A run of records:
** Begin **
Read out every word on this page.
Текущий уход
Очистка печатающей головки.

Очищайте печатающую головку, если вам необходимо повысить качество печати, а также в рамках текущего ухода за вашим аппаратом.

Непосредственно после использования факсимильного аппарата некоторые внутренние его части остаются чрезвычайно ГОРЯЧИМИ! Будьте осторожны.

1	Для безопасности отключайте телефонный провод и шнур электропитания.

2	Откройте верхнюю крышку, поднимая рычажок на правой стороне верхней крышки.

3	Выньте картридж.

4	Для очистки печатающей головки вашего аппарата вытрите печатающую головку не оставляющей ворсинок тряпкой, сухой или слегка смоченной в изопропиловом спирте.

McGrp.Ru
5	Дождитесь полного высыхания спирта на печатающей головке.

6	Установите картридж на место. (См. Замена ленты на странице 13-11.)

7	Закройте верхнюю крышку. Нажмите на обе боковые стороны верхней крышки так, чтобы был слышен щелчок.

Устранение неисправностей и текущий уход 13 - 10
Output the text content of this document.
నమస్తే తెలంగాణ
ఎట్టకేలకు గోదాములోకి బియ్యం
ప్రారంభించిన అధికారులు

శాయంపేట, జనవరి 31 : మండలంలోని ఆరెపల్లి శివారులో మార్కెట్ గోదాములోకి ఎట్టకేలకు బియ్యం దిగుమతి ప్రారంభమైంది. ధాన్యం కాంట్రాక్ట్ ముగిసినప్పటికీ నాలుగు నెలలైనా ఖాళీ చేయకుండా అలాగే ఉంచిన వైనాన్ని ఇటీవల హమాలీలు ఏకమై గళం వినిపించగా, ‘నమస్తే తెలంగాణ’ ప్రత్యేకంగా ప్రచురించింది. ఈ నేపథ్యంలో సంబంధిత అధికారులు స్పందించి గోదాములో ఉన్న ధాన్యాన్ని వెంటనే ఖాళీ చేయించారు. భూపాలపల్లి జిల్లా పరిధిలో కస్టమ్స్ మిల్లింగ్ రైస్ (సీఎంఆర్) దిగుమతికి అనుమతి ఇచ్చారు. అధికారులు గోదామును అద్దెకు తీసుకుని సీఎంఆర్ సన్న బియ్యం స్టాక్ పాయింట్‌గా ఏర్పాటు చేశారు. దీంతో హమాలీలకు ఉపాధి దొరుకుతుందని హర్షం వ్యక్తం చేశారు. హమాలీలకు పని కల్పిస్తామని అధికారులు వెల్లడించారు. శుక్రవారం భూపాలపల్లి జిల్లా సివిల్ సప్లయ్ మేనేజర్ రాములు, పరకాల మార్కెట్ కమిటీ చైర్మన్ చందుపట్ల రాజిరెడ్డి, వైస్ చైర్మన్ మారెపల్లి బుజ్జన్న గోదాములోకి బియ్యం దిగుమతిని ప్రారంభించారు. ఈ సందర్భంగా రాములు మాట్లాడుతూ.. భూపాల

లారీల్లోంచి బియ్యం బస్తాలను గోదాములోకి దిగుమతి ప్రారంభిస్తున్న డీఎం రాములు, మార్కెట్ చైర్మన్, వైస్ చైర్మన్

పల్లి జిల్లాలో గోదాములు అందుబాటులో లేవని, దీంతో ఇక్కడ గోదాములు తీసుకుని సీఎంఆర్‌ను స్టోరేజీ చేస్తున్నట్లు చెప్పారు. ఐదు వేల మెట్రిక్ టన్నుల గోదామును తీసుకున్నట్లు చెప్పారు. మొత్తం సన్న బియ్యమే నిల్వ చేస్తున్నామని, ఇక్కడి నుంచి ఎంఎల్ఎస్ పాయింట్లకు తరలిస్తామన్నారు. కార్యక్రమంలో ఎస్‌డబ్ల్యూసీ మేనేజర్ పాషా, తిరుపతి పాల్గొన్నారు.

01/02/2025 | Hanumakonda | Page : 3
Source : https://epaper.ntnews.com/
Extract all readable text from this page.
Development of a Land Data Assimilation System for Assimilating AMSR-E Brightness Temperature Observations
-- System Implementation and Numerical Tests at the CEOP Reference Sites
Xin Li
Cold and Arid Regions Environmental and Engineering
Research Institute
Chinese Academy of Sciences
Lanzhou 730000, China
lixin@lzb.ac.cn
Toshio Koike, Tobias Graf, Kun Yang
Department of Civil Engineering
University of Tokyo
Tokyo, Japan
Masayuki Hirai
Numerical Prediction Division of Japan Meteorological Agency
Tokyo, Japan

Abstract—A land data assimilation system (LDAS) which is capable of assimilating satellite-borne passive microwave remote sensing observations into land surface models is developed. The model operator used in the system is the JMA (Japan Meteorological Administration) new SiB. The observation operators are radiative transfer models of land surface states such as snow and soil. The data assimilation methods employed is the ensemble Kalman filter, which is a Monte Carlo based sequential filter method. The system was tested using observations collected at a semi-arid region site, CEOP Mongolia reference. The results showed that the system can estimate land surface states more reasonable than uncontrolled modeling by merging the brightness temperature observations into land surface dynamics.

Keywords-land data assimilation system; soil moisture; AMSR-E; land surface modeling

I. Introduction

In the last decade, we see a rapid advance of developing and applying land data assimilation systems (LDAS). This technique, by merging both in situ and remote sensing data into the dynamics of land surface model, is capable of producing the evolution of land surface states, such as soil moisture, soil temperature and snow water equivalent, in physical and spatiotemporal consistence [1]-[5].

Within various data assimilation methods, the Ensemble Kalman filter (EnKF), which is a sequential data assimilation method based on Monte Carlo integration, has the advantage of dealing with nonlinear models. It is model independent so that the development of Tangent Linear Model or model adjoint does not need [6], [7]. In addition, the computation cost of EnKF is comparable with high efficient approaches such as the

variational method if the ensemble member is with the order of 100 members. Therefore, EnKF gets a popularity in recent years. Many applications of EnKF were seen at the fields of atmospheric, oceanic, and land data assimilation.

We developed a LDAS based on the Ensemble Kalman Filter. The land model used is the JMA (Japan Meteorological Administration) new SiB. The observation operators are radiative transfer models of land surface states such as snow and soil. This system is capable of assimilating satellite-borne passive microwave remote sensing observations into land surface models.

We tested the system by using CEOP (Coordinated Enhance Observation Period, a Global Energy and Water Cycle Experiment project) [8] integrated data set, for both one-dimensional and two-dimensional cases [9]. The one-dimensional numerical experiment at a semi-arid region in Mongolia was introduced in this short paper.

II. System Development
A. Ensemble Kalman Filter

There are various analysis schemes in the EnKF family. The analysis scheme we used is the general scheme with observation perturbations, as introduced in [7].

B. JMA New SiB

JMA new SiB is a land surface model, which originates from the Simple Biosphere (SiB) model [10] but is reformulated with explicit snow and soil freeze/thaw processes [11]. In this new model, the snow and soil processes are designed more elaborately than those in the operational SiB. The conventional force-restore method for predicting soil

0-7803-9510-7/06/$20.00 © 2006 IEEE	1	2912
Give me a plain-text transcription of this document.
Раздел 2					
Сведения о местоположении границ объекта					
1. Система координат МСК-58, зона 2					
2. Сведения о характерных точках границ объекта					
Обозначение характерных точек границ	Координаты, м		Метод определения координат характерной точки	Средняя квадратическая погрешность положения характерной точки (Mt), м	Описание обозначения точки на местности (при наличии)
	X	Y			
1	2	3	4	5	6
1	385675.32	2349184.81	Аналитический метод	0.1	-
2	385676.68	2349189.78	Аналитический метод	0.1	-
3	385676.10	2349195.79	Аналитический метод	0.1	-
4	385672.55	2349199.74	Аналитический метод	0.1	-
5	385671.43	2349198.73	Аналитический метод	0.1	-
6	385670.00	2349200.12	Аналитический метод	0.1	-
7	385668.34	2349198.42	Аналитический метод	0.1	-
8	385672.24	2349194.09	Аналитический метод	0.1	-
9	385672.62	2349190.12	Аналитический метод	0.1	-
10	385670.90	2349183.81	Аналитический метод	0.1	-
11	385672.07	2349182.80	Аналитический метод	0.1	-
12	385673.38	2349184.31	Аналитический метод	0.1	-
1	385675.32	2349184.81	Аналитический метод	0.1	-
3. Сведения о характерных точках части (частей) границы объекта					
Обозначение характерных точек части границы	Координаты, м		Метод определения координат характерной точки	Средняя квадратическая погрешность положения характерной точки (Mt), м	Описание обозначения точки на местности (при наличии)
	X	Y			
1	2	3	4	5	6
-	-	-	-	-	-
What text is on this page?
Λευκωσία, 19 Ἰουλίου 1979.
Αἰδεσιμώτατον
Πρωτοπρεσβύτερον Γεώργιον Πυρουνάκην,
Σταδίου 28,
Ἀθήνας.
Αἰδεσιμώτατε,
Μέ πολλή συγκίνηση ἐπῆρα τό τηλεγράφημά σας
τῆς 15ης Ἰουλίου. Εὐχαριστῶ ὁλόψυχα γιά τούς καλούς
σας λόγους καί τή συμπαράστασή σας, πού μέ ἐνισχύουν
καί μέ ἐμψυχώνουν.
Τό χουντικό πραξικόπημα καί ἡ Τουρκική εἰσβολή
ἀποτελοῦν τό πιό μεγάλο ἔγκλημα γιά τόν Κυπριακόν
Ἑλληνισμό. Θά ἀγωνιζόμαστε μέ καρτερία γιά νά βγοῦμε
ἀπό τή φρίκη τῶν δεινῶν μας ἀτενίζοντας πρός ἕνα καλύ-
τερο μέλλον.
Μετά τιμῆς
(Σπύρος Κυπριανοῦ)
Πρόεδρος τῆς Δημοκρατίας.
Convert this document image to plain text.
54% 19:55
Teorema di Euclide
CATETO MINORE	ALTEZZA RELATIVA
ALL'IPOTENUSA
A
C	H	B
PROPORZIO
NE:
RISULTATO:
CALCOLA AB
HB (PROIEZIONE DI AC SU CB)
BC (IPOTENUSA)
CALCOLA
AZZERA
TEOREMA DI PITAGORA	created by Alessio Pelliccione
** End **
In the material above, find each line that contains the word "головки", and select it.

Очистка печатающей головки.
4	Для очистки печатающей головки вашего аппарата вытрите печатающую головку не оставляющей ворсинок тряпкой, сухой или слегка смоченной в изопропиловом спирте.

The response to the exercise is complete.